→ **The problem**: Please output every line of the material as it stands, without the pictures.

(Dataset records)
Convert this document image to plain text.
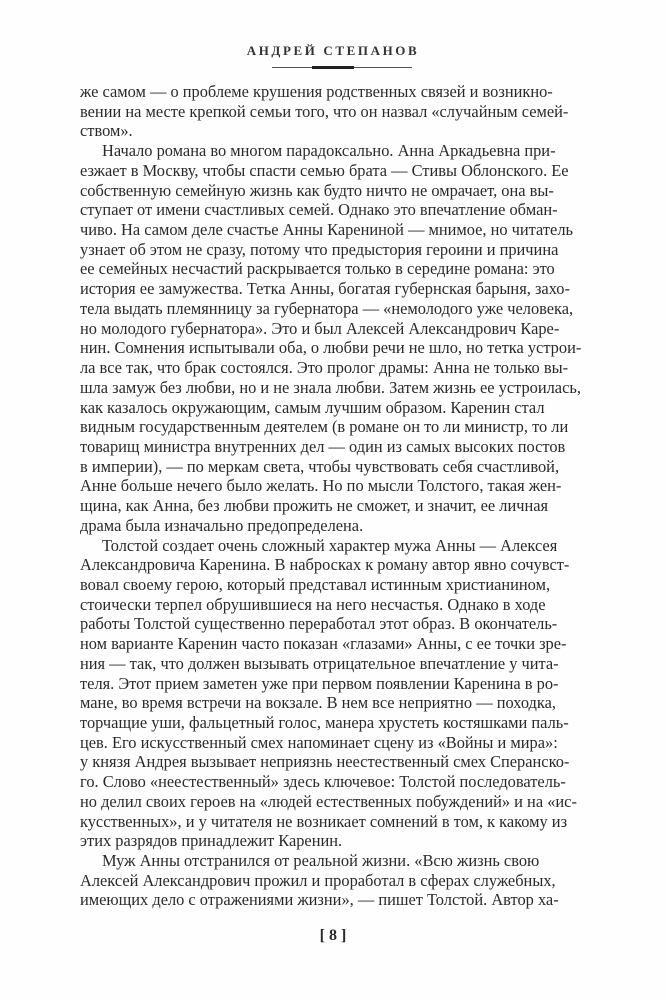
АНДРЕЙ СТЕПАНОВ
же самом — о проблеме крушения родственных связей и возникно-
вении на месте крепкой семьи того, что он назвал «случайным семей-
ством».
Начало романа во многом парадоксально. Анна Аркадьевна при-
езжает в Москву, чтобы спасти семью брата — Стивы Облонского. Ее
собственную семейную жизнь как будто ничто не омрачает, она вы-
ступает от имени счастливых семей. Однако это впечатление обман-
чиво. На самом деле счастье Анны Карениной — мнимое, но читатель
узнает об этом не сразу, потому что предыстория героини и причина
ее семейных несчастий раскрывается только в середине романа: это
история ее замужества. Тетка Анны, богатая губернская барыня, захо-
тела выдать племянницу за губернатора — «немолодого уже человека,
но молодого губернатора». Это и был Алексей Александрович Каре-
нин. Сомнения испытывали оба, о любви речи не шло, но тетка устрои-
ла все так, что брак состоялся. Это пролог драмы: Анна не только вы-
шла замуж без любви, но и не знала любви. Затем жизнь ее устроилась,
как казалось окружающим, самым лучшим образом. Каренин стал
видным государственным деятелем (в романе он то ли министр, то ли
товарищ министра внутренних дел — один из самых высоких постов
в империи), — по меркам света, чтобы чувствовать себя счастливой,
Анне больше нечего было желать. Но по мысли Толстого, такая жен-
щина, как Анна, без любви прожить не сможет, и значит, ее личная
драма была изначально предопределена.
Толстой создает очень сложный характер мужа Анны — Алексея
Александровича Каренина. В набросках к роману автор явно сочувст-
вовал своему герою, который представал истинным христианином,
стоически терпел обрушившиеся на него несчастья. Однако в ходе
работы Толстой существенно переработал этот образ. В окончатель-
ном варианте Каренин часто показан «глазами» Анны, с ее точки зре-
ния — так, что должен вызывать отрицательное впечатление у чита-
теля. Этот прием заметен уже при первом появлении Каренина в ро-
мане, во время встречи на вокзале. В нем все неприятно — походка,
торчащие уши, фальцетный голос, манера хрустеть костяшками паль-
цев. Его искусственный смех напоминает сцену из «Войны и мира»:
у князя Андрея вызывает неприязнь неестественный смех Сперанско-
го. Слово «неестественный» здесь ключевое: Толстой последователь-
но делил своих героев на «людей естественных побуждений» и на «ис-
кусственных», и у читателя не возникает сомнений в том, к какому из
этих разрядов принадлежит Каренин.
Муж Анны отстранился от реальной жизни. «Всю жизнь свою
Алексей Александрович прожил и проработал в сферах служебных,
имеющих дело с отражениями жизни», — пишет Толстой. Автор ха-
[ 8 ]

→ **Answer to the exercise**:
Convert this document image to plain text.
АНДРЕЙ СТЕПАНОВ
же самом — о проблеме крушения родственных связей и возникно-
вении на месте крепкой семьи того, что он назвал «случайным семей-
ством».
Начало романа во многом парадоксально. Анна Аркадьевна при-
езжает в Москву, чтобы спасти семью брата — Стивы Облонского. Ее
собственную семейную жизнь как будто ничто не омрачает, она вы-
ступает от имени счастливых семей. Однако это впечатление обман-
чиво. На самом деле счастье Анны Карениной — мнимое, но читатель
узнает об этом не сразу, потому что предыстория героини и причина
ее семейных несчастий раскрывается только в середине романа: это
история ее замужества. Тетка Анны, богатая губернская барыня, захо-
тела выдать племянницу за губернатора — «немолодого уже человека,
но молодого губернатора». Это и был Алексей Александрович Каре-
нин. Сомнения испытывали оба, о любви речи не шло, но тетка устрои-
ла все так, что брак состоялся. Это пролог драмы: Анна не только вы-
шла замуж без любви, но и не знала любви. Затем жизнь ее устроилась,
как казалось окружающим, самым лучшим образом. Каренин стал
видным государственным деятелем (в романе он то ли министр, то ли
товарищ министра внутренних дел — один из самых высоких постов
в империи), — по меркам света, чтобы чувствовать себя счастливой,
Анне больше нечего было желать. Но по мысли Толстого, такая жен-
щина, как Анна, без любви прожить не сможет, и значит, ее личная
драма была изначально предопределена.
Толстой создает очень сложный характер мужа Анны — Алексея
Александровича Каренина. В набросках к роману автор явно сочувст-
вовал своему герою, который представал истинным христианином,
стоически терпел обрушившиеся на него несчастья. Однако в ходе
работы Толстой существенно переработал этот образ. В окончатель-
ном варианте Каренин часто показан «глазами» Анны, с ее точки зре-
ния — так, что должен вызывать отрицательное впечатление у чита-
теля. Этот прием заметен уже при первом появлении Каренина в ро-
мане, во время встречи на вокзале. В нем все неприятно — походка,
торчащие уши, фальцетный голос, манера хрустеть костяшками паль-
цев. Его искусственный смех напоминает сцену из «Войны и мира»:
у князя Андрея вызывает неприязнь неестественный смех Сперанско-
го. Слово «неестественный» здесь ключевое: Толстой последователь-
но делил своих героев на «людей естественных побуждений» и на «ис-
кусственных», и у читателя не возникает сомнений в том, к какому из
этих разрядов принадлежит Каренин.
Муж Анны отстранился от реальной жизни. «Всю жизнь свою
Алексей Александрович прожил и проработал в сферах служебных,
имеющих дело с отражениями жизни», — пишет Толстой. Автор ха-
[ 8 ]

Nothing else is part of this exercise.